[INSTRUCTIONS FOR THE TASK]: Please copy all the lines that follow, word for word.

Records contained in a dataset
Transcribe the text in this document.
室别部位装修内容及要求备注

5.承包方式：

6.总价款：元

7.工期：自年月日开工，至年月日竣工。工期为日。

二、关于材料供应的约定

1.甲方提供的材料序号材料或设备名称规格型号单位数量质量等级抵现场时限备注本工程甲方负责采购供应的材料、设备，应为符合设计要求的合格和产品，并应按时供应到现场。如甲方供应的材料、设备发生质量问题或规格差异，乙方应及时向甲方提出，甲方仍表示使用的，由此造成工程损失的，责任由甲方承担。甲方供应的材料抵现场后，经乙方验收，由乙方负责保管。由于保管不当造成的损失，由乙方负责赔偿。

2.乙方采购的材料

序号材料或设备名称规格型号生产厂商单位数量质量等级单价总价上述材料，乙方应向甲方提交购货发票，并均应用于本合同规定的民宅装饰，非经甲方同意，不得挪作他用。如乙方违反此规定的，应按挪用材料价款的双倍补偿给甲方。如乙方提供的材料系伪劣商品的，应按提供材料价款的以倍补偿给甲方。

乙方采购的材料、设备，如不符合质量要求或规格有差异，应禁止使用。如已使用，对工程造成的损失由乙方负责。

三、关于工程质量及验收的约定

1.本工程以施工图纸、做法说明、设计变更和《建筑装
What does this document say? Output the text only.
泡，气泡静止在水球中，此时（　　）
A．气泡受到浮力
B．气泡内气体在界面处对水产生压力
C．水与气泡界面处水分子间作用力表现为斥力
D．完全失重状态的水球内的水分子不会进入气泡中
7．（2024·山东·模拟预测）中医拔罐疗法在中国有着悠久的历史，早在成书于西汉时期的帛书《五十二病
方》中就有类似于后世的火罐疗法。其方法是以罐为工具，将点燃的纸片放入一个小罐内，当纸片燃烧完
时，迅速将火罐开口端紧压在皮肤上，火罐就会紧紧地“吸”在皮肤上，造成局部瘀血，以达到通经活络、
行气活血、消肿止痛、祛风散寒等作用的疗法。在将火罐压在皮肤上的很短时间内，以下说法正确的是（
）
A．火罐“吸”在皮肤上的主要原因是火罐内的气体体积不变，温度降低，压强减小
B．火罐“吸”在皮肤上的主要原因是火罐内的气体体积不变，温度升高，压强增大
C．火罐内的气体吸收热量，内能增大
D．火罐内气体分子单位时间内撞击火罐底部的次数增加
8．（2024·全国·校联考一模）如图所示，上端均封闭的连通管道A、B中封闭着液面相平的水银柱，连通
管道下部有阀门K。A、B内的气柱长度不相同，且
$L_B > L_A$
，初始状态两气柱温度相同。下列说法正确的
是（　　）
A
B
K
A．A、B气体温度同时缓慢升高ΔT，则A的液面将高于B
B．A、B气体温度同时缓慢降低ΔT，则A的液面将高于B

[OUTPUT]:
Transcribe the text in this document.
室别部位装修内容及要求备注

5.承包方式：

6.总价款：元

7.工期：自年月日开工，至年月日竣工。工期为日。

二、关于材料供应的约定

1.甲方提供的材料序号材料或设备名称规格型号单位数量质量等级抵现场时限备注本工程甲方负责采购供应的材料、设备，应为符合设计要求的合格和产品，并应按时供应到现场。如甲方供应的材料、设备发生质量问题或规格差异，乙方应及时向甲方提出，甲方仍表示使用的，由此造成工程损失的，责任由甲方承担。甲方供应的材料抵现场后，经乙方验收，由乙方负责保管。由于保管不当造成的损失，由乙方负责赔偿。

2.乙方采购的材料

序号材料或设备名称规格型号生产厂商单位数量质量等级单价总价上述材料，乙方应向甲方提交购货发票，并均应用于本合同规定的民宅装饰，非经甲方同意，不得挪作他用。如乙方违反此规定的，应按挪用材料价款的双倍补偿给甲方。如乙方提供的材料系伪劣商品的，应按提供材料价款的以倍补偿给甲方。

乙方采购的材料、设备，如不符合质量要求或规格有差异，应禁止使用。如已使用，对工程造成的损失由乙方负责。

三、关于工程质量及验收的约定

1.本工程以施工图纸、做法说明、设计变更和《建筑装
What does this document say? Output the text only.
泡，气泡静止在水球中，此时（　　）
A．气泡受到浮力
B．气泡内气体在界面处对水产生压力
C．水与气泡界面处水分子间作用力表现为斥力
D．完全失重状态的水球内的水分子不会进入气泡中
7．（2024·山东·模拟预测）中医拔罐疗法在中国有着悠久的历史，早在成书于西汉时期的帛书《五十二病
方》中就有类似于后世的火罐疗法。其方法是以罐为工具，将点燃的纸片放入一个小罐内，当纸片燃烧完
时，迅速将火罐开口端紧压在皮肤上，火罐就会紧紧地“吸”在皮肤上，造成局部瘀血，以达到通经活络、
行气活血、消肿止痛、祛风散寒等作用的疗法。在将火罐压在皮肤上的很短时间内，以下说法正确的是（
）
A．火罐“吸”在皮肤上的主要原因是火罐内的气体体积不变，温度降低，压强减小
B．火罐“吸”在皮肤上的主要原因是火罐内的气体体积不变，温度升高，压强增大
C．火罐内的气体吸收热量，内能增大
D．火罐内气体分子单位时间内撞击火罐底部的次数增加
8．（2024·全国·校联考一模）如图所示，上端均封闭的连通管道A、B中封闭着液面相平的水银柱，连通
管道下部有阀门K。A、B内的气柱长度不相同，且
$L_B > L_A$
，初始状态两气柱温度相同。下列说法正确的
是（　　）
A
B
K
A．A、B气体温度同时缓慢升高ΔT，则A的液面将高于B
B．A、B气体温度同时缓慢降低ΔT，则A的液面将高于B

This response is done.